Problem —
In the entries below, count each line holding the word "icon". Answer with the total alone.

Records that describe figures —

■ ■ ■

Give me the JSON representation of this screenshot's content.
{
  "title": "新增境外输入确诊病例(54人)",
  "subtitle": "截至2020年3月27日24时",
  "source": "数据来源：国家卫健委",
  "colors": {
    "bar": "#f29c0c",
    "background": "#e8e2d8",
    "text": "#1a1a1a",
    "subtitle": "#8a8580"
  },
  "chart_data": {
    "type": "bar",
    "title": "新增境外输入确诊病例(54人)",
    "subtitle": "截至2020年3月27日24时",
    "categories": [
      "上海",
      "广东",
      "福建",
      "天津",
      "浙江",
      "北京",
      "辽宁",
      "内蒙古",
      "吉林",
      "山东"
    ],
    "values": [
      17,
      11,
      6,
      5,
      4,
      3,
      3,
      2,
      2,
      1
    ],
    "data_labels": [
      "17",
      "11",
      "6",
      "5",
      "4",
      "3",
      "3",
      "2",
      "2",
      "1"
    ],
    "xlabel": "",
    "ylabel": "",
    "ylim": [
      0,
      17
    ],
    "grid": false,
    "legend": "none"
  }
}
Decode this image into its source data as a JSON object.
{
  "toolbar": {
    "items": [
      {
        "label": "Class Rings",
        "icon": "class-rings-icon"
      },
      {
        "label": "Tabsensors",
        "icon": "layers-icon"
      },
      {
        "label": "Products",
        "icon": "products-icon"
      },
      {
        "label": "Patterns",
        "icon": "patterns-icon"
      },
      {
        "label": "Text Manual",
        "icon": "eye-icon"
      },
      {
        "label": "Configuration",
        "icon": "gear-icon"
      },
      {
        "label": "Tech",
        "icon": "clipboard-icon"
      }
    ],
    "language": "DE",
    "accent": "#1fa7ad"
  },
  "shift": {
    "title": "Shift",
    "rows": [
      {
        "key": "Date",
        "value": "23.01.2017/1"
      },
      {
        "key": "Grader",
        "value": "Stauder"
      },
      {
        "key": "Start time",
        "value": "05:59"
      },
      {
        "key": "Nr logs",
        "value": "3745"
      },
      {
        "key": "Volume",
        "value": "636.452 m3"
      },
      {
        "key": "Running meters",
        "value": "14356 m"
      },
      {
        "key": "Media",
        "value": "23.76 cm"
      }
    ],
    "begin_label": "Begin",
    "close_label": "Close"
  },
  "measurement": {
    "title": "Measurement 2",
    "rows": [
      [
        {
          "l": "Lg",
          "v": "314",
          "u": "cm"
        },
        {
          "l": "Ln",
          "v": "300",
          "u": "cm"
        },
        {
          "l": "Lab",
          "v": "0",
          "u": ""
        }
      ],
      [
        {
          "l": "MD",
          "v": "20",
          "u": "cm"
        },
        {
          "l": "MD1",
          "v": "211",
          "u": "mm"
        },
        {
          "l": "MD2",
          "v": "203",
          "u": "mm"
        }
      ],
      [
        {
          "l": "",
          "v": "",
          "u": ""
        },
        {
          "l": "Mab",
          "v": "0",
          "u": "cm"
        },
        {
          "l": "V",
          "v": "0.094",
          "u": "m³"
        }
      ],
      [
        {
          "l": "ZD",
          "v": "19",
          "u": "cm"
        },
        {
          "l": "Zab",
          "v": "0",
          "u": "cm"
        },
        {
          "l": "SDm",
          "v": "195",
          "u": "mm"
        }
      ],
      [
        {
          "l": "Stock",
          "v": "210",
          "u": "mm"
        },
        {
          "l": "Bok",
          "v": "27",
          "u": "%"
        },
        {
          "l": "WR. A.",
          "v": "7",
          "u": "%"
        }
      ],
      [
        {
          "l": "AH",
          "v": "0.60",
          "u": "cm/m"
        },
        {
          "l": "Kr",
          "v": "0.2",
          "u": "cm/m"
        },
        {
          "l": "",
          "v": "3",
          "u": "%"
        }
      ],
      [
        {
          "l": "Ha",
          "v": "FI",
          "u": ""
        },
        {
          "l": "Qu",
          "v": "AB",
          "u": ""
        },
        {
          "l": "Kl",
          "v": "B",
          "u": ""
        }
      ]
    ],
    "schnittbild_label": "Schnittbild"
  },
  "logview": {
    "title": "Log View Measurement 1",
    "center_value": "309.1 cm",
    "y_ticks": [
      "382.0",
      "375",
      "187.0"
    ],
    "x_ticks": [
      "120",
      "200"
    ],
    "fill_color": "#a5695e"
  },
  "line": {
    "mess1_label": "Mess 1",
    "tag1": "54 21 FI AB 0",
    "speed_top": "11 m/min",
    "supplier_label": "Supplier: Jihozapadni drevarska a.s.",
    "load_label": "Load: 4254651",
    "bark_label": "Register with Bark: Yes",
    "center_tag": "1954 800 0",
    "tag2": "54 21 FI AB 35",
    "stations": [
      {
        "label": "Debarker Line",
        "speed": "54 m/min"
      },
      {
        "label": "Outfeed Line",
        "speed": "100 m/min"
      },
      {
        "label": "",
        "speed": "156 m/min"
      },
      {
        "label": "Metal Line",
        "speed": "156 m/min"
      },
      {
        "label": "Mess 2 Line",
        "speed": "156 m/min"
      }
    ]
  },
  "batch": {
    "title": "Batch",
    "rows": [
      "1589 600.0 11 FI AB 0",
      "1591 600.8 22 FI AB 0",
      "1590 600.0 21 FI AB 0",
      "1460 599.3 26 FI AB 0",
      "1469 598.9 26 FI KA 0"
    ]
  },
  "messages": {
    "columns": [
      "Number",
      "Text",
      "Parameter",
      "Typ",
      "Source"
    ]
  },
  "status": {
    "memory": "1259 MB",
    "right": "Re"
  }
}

■ ■ ■

The solution —
7